[start]
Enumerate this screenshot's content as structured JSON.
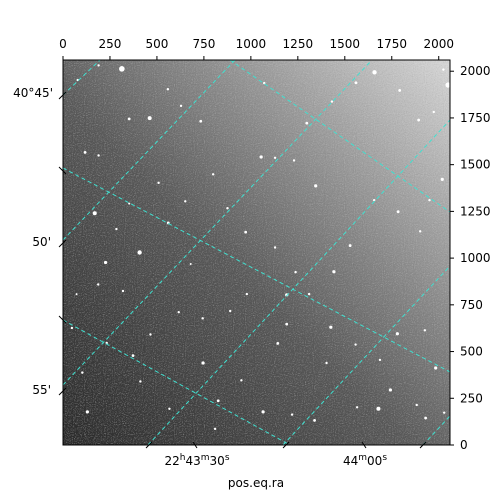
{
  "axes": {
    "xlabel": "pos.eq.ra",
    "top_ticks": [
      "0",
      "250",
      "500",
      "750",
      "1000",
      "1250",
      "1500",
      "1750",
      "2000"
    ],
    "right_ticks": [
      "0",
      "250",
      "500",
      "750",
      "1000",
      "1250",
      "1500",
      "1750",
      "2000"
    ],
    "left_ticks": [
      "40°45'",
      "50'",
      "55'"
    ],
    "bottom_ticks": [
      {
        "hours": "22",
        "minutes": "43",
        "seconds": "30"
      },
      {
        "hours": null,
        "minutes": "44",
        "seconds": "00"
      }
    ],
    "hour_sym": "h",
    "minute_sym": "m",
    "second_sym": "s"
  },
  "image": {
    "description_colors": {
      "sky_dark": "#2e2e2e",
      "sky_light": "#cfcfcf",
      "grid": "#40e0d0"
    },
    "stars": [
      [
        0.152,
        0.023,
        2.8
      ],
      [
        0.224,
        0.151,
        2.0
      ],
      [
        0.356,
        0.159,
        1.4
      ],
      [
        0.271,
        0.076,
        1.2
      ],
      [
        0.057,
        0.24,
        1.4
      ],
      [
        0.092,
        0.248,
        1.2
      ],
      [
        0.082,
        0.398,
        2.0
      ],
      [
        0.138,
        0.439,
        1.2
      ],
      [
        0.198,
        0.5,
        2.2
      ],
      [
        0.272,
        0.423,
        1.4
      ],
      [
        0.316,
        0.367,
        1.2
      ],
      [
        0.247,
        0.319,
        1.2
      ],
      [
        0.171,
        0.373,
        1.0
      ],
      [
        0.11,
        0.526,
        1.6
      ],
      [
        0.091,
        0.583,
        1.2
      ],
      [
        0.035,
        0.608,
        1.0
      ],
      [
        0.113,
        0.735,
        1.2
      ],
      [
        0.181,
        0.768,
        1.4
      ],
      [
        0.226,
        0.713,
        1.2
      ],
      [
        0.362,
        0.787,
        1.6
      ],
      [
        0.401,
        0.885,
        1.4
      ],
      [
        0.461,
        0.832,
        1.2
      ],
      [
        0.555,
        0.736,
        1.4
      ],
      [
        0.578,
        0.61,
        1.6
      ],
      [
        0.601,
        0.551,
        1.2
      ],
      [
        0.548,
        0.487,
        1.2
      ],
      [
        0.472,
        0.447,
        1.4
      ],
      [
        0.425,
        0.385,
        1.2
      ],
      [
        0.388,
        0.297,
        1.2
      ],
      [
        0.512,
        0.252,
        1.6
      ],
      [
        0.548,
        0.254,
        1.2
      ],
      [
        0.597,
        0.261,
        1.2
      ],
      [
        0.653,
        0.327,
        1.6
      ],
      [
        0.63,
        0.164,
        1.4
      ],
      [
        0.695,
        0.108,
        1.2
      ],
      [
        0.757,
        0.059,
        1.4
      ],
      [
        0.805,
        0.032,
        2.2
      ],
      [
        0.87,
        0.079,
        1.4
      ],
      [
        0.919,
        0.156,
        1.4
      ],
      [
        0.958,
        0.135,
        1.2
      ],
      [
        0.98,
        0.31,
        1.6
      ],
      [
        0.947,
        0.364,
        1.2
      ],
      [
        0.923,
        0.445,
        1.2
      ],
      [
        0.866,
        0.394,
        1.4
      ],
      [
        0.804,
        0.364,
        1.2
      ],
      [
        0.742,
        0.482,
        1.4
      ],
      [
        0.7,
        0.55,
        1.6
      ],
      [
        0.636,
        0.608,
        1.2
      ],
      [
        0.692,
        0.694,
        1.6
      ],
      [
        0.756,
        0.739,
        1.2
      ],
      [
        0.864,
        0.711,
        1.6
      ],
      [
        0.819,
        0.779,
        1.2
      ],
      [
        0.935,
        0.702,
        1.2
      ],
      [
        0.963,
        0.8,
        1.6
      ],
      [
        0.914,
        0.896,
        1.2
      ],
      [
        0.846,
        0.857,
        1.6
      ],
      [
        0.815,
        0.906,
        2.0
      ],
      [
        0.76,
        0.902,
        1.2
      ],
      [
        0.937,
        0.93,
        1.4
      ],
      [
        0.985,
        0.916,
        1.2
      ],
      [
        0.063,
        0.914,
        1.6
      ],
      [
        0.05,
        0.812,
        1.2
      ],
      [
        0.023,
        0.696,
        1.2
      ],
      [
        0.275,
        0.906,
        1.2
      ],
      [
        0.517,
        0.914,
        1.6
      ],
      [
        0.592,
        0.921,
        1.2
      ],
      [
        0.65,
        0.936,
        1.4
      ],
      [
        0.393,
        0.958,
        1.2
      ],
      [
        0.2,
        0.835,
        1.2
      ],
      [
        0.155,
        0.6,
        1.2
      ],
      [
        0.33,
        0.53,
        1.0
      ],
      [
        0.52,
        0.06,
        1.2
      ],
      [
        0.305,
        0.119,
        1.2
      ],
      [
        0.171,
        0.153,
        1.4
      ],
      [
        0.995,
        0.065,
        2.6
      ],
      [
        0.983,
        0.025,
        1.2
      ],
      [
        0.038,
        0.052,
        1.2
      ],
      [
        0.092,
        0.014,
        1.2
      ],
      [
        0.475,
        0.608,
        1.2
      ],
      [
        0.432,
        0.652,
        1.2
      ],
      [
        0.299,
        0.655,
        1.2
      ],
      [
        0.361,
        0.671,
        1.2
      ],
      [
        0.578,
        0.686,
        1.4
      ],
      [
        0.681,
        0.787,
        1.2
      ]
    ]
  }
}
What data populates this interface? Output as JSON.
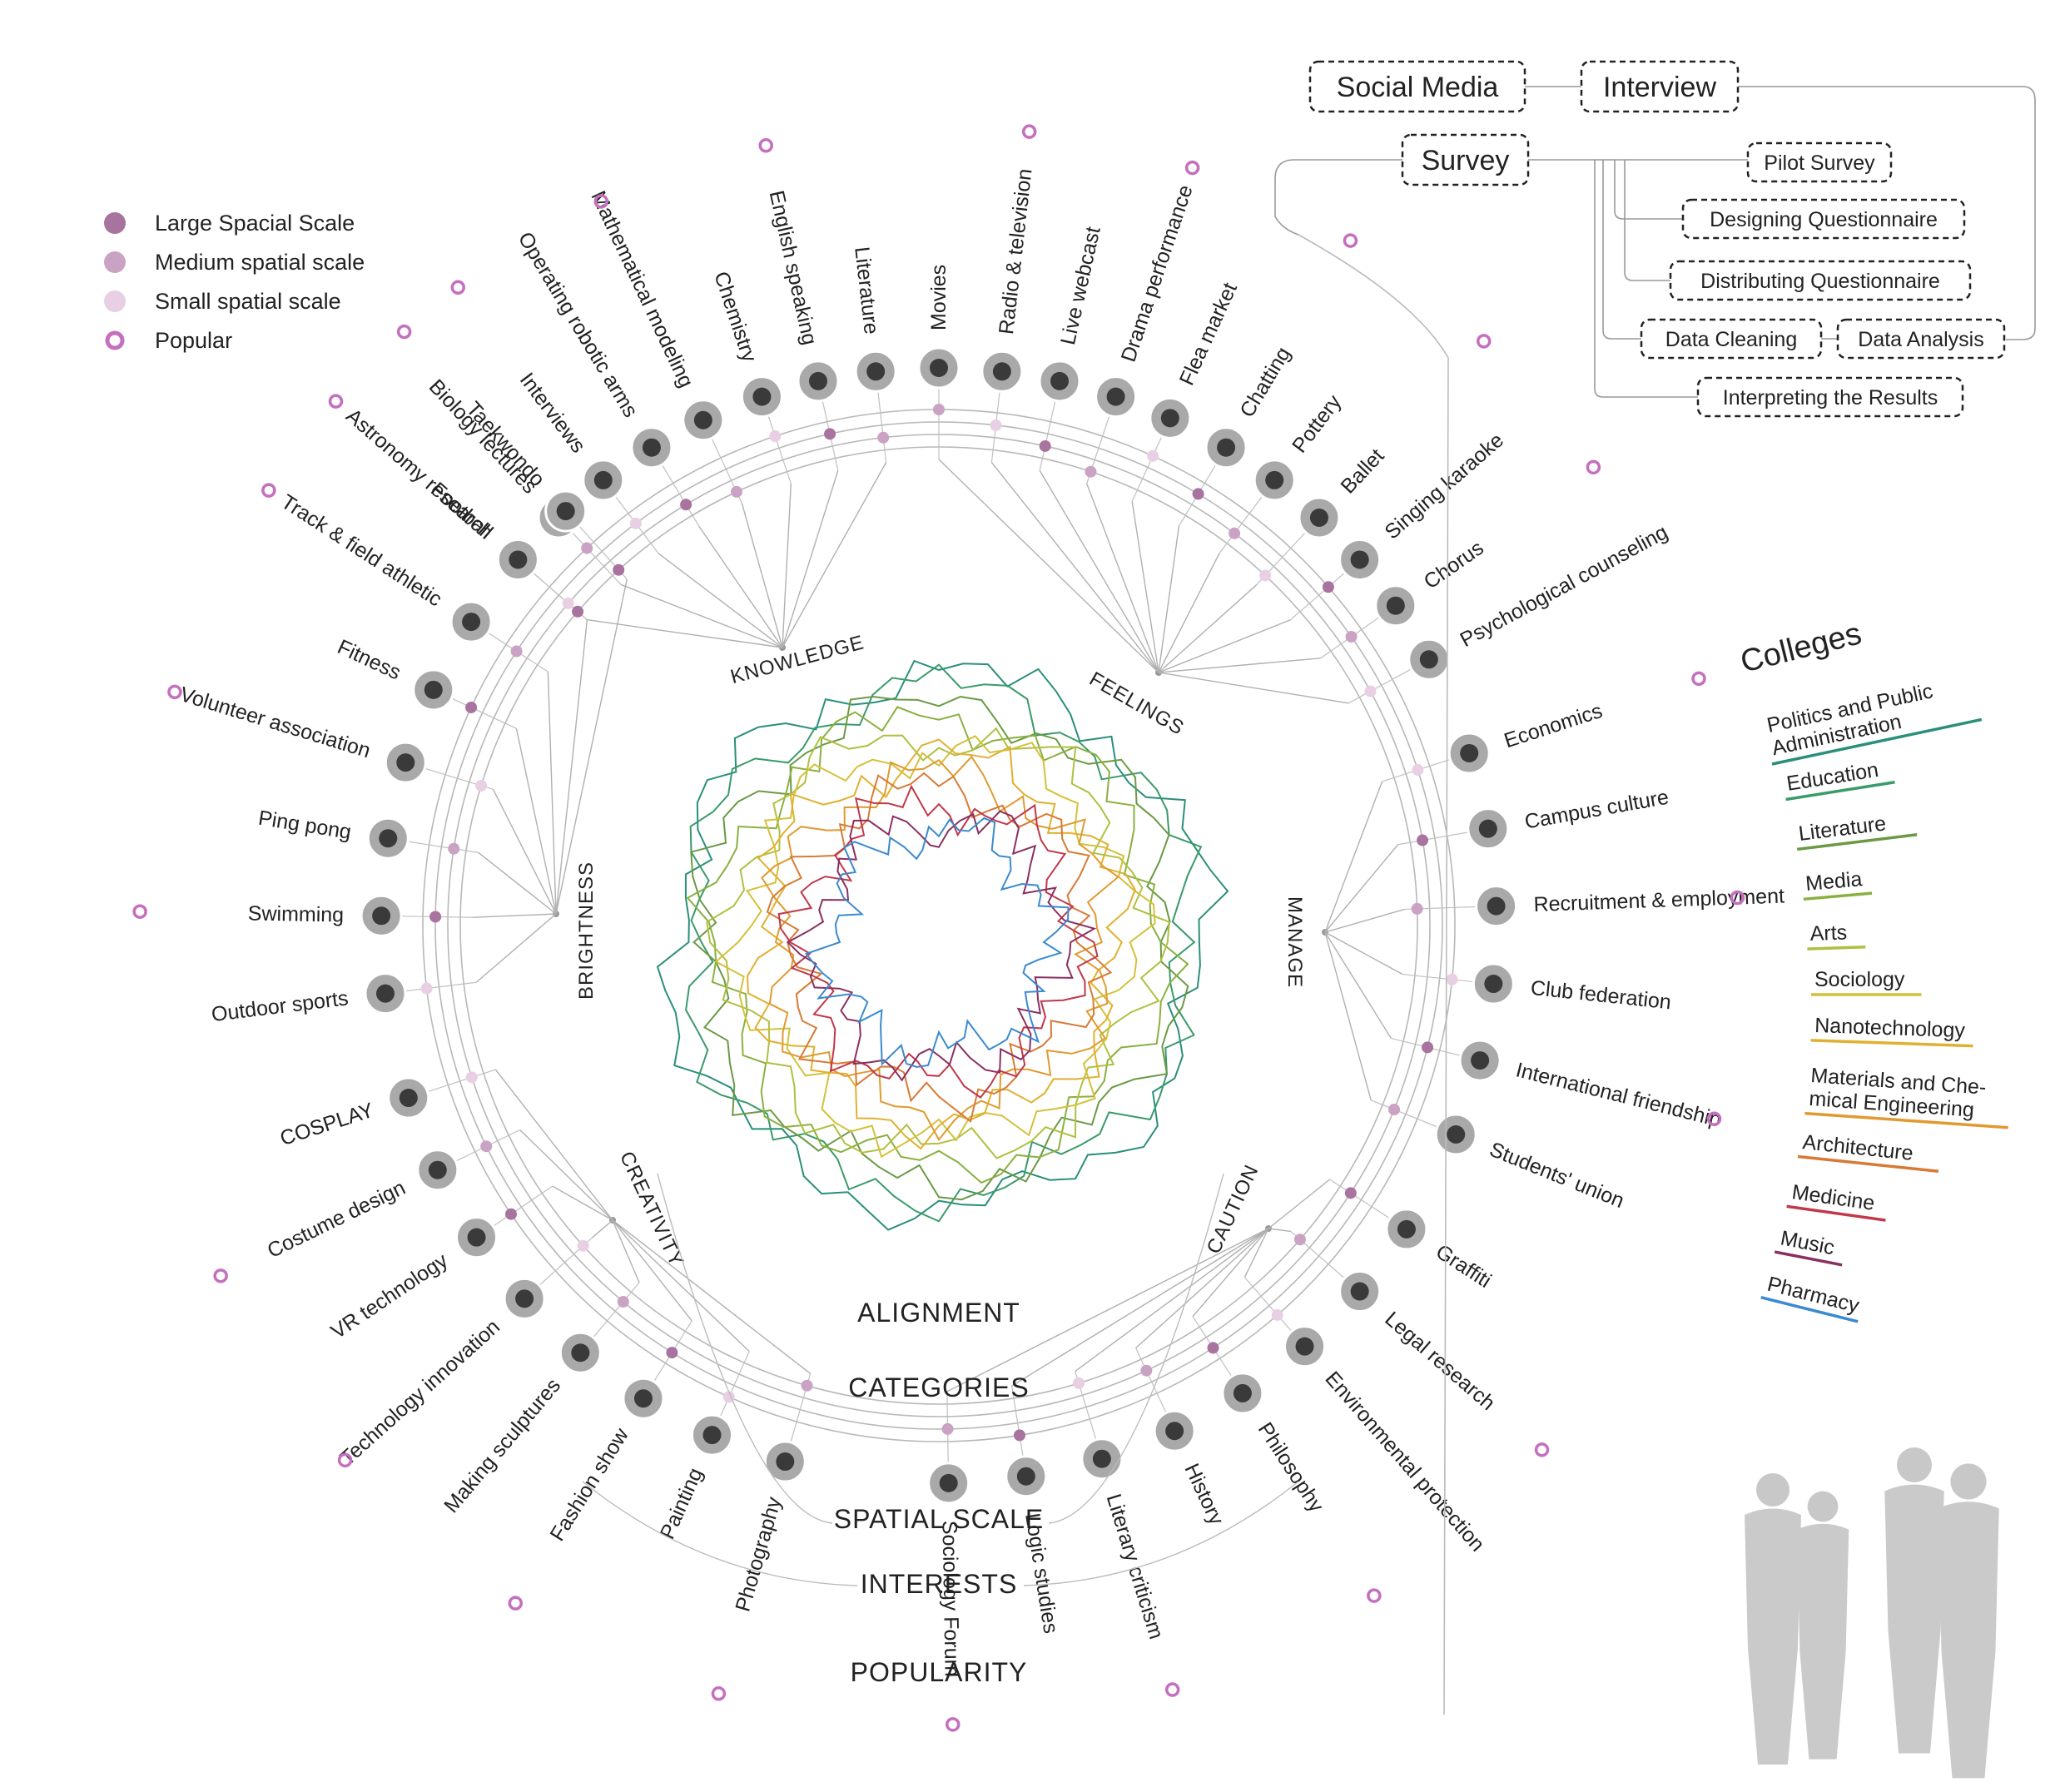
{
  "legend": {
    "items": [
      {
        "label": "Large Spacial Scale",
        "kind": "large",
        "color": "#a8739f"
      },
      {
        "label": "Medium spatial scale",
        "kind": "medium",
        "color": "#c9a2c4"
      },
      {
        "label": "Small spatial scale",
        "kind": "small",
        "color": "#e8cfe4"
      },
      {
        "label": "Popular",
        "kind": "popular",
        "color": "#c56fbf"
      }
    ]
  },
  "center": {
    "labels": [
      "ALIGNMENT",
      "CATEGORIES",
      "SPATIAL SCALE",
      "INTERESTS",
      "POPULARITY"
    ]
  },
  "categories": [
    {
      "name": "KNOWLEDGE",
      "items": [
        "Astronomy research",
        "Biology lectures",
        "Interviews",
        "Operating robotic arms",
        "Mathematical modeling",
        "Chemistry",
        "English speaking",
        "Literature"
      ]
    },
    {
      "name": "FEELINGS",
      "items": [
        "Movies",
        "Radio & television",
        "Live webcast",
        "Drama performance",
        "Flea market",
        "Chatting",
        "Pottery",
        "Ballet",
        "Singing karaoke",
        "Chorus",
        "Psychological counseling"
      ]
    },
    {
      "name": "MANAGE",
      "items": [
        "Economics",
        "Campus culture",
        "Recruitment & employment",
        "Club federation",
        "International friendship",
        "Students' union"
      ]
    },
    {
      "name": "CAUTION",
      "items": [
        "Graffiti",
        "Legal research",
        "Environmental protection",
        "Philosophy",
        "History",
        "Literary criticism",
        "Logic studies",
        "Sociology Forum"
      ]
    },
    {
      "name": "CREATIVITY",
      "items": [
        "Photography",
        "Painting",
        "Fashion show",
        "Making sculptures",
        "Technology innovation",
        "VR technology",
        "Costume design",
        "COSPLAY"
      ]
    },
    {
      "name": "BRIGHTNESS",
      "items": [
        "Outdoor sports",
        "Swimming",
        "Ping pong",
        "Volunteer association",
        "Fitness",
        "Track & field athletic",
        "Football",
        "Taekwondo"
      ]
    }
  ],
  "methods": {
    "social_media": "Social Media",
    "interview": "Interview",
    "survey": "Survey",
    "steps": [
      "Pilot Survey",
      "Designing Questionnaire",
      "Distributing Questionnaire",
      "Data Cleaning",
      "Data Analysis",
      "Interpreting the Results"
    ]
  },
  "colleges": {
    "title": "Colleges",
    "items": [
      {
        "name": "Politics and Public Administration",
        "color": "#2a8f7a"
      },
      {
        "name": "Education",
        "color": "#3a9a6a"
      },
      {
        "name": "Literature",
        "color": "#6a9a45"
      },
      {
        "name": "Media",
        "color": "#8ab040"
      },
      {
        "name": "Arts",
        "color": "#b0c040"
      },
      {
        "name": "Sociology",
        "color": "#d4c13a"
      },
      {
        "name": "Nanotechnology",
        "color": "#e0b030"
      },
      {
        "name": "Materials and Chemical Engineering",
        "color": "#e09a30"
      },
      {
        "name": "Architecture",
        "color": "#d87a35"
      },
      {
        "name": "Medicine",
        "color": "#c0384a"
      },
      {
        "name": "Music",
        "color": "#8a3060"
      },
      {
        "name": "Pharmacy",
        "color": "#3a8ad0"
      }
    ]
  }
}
[end]
To be done »
Take every line from the records above that has the word "JSON" and copy it.

Response »
Enumerate this screenshot's content as structured JSON.
What data populates this interface? Output as JSON.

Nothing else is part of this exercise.